Collect all lines below with the string "Schaltuhr".

Saved entries:
######

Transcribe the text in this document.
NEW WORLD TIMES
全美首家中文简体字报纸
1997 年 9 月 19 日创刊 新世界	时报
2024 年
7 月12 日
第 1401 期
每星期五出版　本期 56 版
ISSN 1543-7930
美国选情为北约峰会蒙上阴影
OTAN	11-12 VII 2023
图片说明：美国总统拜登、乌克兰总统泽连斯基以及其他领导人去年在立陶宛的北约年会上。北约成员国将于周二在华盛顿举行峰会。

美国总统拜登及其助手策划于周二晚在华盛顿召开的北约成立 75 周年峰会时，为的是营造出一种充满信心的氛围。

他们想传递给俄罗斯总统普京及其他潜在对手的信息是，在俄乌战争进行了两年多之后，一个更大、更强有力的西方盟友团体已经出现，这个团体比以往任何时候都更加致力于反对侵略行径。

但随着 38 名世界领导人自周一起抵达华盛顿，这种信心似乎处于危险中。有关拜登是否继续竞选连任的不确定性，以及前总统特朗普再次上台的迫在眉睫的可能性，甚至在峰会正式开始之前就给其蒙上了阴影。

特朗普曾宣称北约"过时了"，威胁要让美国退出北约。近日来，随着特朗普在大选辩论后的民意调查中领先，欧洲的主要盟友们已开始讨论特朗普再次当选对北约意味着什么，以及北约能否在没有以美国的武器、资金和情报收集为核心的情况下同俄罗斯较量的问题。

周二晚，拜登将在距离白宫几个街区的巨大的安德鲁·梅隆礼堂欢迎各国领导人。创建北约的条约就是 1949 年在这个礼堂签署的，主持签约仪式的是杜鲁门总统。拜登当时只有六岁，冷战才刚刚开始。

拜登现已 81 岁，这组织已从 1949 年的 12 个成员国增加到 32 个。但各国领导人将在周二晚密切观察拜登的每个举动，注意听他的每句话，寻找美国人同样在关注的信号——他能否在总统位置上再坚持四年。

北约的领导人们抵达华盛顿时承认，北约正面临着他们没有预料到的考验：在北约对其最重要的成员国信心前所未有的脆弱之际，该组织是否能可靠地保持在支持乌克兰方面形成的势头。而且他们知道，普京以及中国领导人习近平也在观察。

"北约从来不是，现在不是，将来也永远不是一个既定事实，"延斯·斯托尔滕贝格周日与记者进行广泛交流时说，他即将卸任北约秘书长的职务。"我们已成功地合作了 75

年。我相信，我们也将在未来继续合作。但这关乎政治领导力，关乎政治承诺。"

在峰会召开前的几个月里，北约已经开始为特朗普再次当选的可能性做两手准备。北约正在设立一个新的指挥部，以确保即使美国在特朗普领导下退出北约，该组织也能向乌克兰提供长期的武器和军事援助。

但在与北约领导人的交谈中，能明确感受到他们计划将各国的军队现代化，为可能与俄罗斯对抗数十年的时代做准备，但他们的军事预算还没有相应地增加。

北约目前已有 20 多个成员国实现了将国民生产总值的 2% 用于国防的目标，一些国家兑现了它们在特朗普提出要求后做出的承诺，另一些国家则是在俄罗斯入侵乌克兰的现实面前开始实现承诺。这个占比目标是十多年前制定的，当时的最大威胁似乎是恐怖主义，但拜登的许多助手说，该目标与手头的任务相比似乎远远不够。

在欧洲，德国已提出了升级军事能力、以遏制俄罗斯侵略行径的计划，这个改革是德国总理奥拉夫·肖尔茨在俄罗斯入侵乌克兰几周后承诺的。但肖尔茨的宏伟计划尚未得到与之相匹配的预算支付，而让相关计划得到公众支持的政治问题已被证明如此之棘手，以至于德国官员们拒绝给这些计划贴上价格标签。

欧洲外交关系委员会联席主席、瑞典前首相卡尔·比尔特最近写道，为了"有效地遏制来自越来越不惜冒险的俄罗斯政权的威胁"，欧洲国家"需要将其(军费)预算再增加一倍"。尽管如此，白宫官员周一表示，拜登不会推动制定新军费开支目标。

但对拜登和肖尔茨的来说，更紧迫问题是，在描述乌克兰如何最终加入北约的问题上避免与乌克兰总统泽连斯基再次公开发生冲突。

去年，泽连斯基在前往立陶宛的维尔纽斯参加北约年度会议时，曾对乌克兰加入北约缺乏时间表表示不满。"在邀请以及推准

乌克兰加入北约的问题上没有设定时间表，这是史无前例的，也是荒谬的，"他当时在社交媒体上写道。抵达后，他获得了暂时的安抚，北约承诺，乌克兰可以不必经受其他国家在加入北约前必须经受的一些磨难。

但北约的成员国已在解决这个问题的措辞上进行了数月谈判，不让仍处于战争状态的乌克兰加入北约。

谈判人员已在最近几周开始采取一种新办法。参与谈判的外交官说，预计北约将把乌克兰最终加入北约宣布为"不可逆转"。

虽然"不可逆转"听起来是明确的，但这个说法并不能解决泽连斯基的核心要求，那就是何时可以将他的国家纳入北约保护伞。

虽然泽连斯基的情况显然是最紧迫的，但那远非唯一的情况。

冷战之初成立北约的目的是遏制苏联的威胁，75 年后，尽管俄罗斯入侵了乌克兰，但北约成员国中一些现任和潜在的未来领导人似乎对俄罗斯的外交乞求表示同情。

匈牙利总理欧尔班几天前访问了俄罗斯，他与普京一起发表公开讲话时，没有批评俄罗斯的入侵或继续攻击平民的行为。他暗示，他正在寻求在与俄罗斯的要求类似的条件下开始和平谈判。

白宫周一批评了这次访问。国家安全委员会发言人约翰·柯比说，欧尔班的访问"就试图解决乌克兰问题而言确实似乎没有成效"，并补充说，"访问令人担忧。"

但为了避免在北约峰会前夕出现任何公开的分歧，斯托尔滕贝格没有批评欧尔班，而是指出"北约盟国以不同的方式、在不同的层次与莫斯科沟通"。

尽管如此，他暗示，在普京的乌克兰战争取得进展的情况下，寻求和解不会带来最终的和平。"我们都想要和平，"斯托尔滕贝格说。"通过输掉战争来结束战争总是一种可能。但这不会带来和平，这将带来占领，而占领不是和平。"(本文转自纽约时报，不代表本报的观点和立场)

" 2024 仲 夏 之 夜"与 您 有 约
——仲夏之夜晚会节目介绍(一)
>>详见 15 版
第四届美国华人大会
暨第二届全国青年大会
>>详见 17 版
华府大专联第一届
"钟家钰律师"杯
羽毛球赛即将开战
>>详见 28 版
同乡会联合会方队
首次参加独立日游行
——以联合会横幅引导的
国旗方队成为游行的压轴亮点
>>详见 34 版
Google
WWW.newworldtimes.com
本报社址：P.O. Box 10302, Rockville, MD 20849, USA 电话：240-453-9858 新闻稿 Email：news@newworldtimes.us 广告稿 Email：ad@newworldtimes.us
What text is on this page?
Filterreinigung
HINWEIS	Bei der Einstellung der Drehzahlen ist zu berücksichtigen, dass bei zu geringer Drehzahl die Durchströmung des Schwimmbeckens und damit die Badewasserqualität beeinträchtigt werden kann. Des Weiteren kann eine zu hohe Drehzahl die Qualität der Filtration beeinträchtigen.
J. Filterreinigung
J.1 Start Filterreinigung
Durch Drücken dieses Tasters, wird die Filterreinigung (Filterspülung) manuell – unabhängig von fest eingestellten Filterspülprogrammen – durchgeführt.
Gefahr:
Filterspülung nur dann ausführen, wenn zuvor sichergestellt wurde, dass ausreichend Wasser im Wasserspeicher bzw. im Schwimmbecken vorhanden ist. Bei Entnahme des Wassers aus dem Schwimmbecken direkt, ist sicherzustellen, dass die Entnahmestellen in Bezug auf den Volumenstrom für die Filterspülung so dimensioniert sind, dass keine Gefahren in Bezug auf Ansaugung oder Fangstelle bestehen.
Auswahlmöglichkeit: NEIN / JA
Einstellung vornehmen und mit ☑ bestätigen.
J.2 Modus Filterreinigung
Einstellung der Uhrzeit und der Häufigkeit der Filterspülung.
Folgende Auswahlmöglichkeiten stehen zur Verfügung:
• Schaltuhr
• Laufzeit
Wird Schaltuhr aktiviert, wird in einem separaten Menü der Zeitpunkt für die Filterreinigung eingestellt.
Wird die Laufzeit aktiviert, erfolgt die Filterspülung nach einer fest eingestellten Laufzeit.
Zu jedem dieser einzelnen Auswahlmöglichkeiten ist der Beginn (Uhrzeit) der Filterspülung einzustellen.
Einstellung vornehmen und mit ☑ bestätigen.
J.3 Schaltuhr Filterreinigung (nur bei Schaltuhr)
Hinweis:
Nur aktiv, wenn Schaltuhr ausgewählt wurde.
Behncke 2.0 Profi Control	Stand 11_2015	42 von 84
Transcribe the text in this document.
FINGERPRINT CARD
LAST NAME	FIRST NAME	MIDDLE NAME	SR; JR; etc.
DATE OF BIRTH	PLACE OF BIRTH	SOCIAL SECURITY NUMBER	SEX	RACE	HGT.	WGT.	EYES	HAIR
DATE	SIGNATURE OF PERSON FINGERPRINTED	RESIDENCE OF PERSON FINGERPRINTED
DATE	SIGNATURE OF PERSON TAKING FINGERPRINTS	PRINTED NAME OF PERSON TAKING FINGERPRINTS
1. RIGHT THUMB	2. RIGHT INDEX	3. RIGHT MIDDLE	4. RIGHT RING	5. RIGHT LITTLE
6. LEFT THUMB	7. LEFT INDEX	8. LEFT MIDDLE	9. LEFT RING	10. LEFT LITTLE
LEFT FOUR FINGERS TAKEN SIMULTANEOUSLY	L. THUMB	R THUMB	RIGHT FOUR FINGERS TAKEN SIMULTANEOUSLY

######

Result below:
• Schaltuhr
Wird Schaltuhr aktiviert, wird in einem separaten Menü der Zeitpunkt für die Filterreinigung eingestellt.
J.3 Schaltuhr Filterreinigung (nur bei Schaltuhr)
Nur aktiv, wenn Schaltuhr ausgewählt wurde.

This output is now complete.